-- Start Data shown --
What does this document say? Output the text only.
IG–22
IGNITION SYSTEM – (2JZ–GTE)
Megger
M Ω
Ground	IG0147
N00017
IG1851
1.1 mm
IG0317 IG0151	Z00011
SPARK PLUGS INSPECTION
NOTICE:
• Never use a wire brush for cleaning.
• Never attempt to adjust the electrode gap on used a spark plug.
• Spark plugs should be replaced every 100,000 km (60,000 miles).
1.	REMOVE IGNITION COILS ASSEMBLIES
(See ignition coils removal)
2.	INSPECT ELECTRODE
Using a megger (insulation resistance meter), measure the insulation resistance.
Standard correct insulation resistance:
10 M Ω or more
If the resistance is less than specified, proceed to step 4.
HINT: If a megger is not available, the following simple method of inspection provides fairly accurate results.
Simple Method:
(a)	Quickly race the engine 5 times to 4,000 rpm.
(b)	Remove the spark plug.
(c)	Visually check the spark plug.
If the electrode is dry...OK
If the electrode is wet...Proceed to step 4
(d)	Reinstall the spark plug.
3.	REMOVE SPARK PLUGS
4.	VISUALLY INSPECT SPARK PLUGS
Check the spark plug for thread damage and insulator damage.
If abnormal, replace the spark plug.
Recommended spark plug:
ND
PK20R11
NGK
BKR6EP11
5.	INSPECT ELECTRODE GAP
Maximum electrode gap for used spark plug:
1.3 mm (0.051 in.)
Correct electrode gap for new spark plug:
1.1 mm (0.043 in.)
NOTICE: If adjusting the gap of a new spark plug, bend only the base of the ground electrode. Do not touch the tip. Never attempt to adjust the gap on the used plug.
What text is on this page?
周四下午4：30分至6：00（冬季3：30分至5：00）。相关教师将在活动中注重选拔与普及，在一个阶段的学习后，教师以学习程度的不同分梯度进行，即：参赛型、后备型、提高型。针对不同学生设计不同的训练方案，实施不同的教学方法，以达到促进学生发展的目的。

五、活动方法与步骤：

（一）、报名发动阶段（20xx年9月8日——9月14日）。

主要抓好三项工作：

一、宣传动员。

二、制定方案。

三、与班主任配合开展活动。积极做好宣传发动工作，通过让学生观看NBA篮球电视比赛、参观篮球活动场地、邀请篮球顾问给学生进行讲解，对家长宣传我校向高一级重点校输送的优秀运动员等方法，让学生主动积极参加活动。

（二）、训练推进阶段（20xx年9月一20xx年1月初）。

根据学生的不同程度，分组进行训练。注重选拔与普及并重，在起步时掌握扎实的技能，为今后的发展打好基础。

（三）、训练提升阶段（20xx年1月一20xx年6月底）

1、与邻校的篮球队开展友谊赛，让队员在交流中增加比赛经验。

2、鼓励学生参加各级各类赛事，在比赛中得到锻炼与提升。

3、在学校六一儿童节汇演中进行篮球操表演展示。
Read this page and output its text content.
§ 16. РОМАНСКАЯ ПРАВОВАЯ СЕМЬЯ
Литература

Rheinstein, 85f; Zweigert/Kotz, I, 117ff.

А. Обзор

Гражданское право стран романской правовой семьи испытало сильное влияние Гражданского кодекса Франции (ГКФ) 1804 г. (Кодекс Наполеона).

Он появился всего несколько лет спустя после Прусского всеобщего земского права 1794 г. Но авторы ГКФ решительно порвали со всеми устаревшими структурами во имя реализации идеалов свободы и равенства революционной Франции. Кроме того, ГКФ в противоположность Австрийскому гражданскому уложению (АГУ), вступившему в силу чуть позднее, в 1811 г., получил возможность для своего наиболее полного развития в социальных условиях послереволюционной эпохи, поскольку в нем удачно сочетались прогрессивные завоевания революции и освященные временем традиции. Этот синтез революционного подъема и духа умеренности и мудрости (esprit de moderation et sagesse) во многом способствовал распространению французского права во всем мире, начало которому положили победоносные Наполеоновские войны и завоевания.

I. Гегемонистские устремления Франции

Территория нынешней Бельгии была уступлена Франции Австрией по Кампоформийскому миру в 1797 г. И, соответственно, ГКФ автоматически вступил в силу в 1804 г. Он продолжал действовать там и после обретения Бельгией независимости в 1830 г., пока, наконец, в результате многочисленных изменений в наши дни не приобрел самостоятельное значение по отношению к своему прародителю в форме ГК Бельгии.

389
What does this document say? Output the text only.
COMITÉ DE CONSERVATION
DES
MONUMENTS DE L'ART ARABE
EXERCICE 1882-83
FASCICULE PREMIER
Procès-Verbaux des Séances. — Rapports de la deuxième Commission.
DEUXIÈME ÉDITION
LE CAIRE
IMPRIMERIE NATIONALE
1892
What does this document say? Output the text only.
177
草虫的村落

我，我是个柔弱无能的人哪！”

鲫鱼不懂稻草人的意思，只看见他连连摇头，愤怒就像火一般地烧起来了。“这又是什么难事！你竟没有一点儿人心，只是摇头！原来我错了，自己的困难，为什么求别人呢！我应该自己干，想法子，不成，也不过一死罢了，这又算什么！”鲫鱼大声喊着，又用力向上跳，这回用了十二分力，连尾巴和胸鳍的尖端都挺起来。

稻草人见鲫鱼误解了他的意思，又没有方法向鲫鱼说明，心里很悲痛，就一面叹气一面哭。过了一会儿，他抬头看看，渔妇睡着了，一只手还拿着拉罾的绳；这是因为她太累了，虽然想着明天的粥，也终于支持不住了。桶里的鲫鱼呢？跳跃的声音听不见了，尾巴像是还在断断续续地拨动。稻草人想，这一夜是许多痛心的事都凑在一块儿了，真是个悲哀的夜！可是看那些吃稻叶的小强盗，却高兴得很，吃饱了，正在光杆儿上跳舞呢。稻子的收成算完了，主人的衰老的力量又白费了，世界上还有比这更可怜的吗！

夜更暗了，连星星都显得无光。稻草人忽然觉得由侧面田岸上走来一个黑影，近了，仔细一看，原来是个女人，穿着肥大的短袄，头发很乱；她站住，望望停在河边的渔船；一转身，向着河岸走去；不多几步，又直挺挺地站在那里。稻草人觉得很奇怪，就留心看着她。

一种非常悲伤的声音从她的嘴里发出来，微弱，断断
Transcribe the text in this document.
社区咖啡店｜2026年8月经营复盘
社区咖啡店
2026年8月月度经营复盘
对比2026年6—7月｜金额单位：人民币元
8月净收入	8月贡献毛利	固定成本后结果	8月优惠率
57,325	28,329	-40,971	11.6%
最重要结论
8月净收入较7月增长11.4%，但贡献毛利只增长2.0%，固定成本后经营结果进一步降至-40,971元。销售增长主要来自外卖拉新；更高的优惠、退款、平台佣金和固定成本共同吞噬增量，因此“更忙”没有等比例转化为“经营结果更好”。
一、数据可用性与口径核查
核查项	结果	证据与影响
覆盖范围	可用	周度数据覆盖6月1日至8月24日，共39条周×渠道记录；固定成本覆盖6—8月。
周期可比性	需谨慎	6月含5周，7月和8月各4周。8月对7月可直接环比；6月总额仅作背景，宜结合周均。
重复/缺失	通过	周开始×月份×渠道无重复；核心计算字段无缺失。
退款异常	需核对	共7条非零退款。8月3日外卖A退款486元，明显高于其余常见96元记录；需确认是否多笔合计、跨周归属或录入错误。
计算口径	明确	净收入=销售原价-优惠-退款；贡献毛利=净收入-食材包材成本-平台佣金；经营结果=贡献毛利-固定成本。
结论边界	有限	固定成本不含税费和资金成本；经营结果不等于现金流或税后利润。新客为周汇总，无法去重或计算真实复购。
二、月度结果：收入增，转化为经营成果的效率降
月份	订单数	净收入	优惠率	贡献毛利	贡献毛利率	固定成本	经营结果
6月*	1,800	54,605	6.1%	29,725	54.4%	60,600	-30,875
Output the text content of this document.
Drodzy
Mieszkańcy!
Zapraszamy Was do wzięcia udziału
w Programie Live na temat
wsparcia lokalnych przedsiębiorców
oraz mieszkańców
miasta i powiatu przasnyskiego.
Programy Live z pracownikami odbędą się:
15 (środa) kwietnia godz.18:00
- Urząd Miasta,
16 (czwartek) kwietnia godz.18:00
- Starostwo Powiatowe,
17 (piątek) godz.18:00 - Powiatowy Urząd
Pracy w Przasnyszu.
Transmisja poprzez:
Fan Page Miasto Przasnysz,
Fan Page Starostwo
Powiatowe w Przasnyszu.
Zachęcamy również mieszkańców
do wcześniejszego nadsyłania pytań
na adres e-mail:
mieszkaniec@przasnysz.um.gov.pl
-- End Data shown --
The request:
Go through the entries above and count the lines containing the word "text"; give only that count.

Solution for this task:
7